• _Description of the task_:
Reproduce each line exactly.

• _Material for this task_:
================================

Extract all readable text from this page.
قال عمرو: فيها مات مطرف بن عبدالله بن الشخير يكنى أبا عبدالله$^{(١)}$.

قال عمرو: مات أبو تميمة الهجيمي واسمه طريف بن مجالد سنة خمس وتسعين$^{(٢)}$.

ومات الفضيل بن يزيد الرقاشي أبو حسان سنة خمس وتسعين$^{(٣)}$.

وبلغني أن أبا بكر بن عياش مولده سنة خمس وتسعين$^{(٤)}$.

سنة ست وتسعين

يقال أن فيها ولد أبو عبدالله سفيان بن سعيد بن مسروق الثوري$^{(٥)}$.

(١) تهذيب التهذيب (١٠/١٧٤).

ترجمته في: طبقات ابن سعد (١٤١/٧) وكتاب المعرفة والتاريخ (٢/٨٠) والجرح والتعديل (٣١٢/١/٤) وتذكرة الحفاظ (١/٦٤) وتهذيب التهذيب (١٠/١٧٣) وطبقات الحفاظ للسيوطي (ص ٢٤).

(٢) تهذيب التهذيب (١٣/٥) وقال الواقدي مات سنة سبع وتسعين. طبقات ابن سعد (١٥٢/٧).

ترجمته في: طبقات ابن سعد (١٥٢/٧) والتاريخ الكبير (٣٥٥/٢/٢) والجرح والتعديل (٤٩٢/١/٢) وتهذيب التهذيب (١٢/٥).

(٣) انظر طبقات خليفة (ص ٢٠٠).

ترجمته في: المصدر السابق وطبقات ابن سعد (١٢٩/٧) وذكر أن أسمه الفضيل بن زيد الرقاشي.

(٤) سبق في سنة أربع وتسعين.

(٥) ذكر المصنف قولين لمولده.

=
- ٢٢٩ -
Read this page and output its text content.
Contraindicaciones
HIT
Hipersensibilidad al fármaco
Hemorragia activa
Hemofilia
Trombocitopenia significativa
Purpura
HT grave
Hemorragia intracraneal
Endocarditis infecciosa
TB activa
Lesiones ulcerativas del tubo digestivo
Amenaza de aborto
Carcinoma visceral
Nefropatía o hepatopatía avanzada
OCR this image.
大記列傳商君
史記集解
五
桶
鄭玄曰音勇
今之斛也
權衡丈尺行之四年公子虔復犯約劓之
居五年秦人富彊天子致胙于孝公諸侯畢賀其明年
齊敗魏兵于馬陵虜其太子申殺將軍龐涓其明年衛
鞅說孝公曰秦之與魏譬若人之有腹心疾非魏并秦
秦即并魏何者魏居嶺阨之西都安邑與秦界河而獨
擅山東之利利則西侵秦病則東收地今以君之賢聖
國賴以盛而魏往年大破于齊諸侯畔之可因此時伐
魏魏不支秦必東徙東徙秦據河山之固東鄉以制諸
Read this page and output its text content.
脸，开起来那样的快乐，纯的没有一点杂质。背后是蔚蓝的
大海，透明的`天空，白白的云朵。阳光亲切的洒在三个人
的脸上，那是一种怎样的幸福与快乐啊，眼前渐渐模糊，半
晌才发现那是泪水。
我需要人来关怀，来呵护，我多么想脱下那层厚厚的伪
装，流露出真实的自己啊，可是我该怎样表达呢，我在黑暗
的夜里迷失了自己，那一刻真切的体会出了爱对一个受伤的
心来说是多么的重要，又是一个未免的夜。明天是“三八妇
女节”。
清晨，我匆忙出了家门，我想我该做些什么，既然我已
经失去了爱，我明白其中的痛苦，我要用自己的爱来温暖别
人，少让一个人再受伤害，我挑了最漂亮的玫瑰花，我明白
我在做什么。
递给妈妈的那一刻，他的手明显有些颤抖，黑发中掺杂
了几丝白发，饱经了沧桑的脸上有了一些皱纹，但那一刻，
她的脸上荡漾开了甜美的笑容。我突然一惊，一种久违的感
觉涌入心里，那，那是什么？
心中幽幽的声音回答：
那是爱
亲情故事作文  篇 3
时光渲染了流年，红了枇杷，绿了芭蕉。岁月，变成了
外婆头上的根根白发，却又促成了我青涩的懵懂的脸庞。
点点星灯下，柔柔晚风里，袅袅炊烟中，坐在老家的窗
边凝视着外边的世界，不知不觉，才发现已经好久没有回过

================================

• _Response_:
Extract all readable text from this page.
قال عمرو: فيها مات مطرف بن عبدالله بن الشخير يكنى أبا عبدالله$^{(١)}$.

قال عمرو: مات أبو تميمة الهجيمي واسمه طريف بن مجالد سنة خمس وتسعين$^{(٢)}$.

ومات الفضيل بن يزيد الرقاشي أبو حسان سنة خمس وتسعين$^{(٣)}$.

وبلغني أن أبا بكر بن عياش مولده سنة خمس وتسعين$^{(٤)}$.

سنة ست وتسعين

يقال أن فيها ولد أبو عبدالله سفيان بن سعيد بن مسروق الثوري$^{(٥)}$.

(١) تهذيب التهذيب (١٠/١٧٤).

ترجمته في: طبقات ابن سعد (١٤١/٧) وكتاب المعرفة والتاريخ (٢/٨٠) والجرح والتعديل (٣١٢/١/٤) وتذكرة الحفاظ (١/٦٤) وتهذيب التهذيب (١٠/١٧٣) وطبقات الحفاظ للسيوطي (ص ٢٤).

(٢) تهذيب التهذيب (١٣/٥) وقال الواقدي مات سنة سبع وتسعين. طبقات ابن سعد (١٥٢/٧).

ترجمته في: طبقات ابن سعد (١٥٢/٧) والتاريخ الكبير (٣٥٥/٢/٢) والجرح والتعديل (٤٩٢/١/٢) وتهذيب التهذيب (١٢/٥).

(٣) انظر طبقات خليفة (ص ٢٠٠).

ترجمته في: المصدر السابق وطبقات ابن سعد (١٢٩/٧) وذكر أن أسمه الفضيل بن زيد الرقاشي.

(٤) سبق في سنة أربع وتسعين.

(٥) ذكر المصنف قولين لمولده.

=
- ٢٢٩ -
Read this page and output its text content.
Contraindicaciones
HIT
Hipersensibilidad al fármaco
Hemorragia activa
Hemofilia
Trombocitopenia significativa
Purpura
HT grave
Hemorragia intracraneal
Endocarditis infecciosa
TB activa
Lesiones ulcerativas del tubo digestivo
Amenaza de aborto
Carcinoma visceral
Nefropatía o hepatopatía avanzada
OCR this image.
大記列傳商君
史記集解
五
桶
鄭玄曰音勇
今之斛也
權衡丈尺行之四年公子虔復犯約劓之
居五年秦人富彊天子致胙于孝公諸侯畢賀其明年
齊敗魏兵于馬陵虜其太子申殺將軍龐涓其明年衛
鞅說孝公曰秦之與魏譬若人之有腹心疾非魏并秦
秦即并魏何者魏居嶺阨之西都安邑與秦界河而獨
擅山東之利利則西侵秦病則東收地今以君之賢聖
國賴以盛而魏往年大破于齊諸侯畔之可因此時伐
魏魏不支秦必東徙東徙秦據河山之固東鄉以制諸
Read this page and output its text content.
脸，开起来那样的快乐，纯的没有一点杂质。背后是蔚蓝的
大海，透明的`天空，白白的云朵。阳光亲切的洒在三个人
的脸上，那是一种怎样的幸福与快乐啊，眼前渐渐模糊，半
晌才发现那是泪水。
我需要人来关怀，来呵护，我多么想脱下那层厚厚的伪
装，流露出真实的自己啊，可是我该怎样表达呢，我在黑暗
的夜里迷失了自己，那一刻真切的体会出了爱对一个受伤的
心来说是多么的重要，又是一个未免的夜。明天是“三八妇
女节”。
清晨，我匆忙出了家门，我想我该做些什么，既然我已
经失去了爱，我明白其中的痛苦，我要用自己的爱来温暖别
人，少让一个人再受伤害，我挑了最漂亮的玫瑰花，我明白
我在做什么。
递给妈妈的那一刻，他的手明显有些颤抖，黑发中掺杂
了几丝白发，饱经了沧桑的脸上有了一些皱纹，但那一刻，
她的脸上荡漾开了甜美的笑容。我突然一惊，一种久违的感
觉涌入心里，那，那是什么？
心中幽幽的声音回答：
那是爱
亲情故事作文  篇 3
时光渲染了流年，红了枇杷，绿了芭蕉。岁月，变成了
外婆头上的根根白发，却又促成了我青涩的懵懂的脸庞。
点点星灯下，柔柔晚风里，袅袅炊烟中，坐在老家的窗
边凝视着外边的世界，不知不觉，才发现已经好久没有回过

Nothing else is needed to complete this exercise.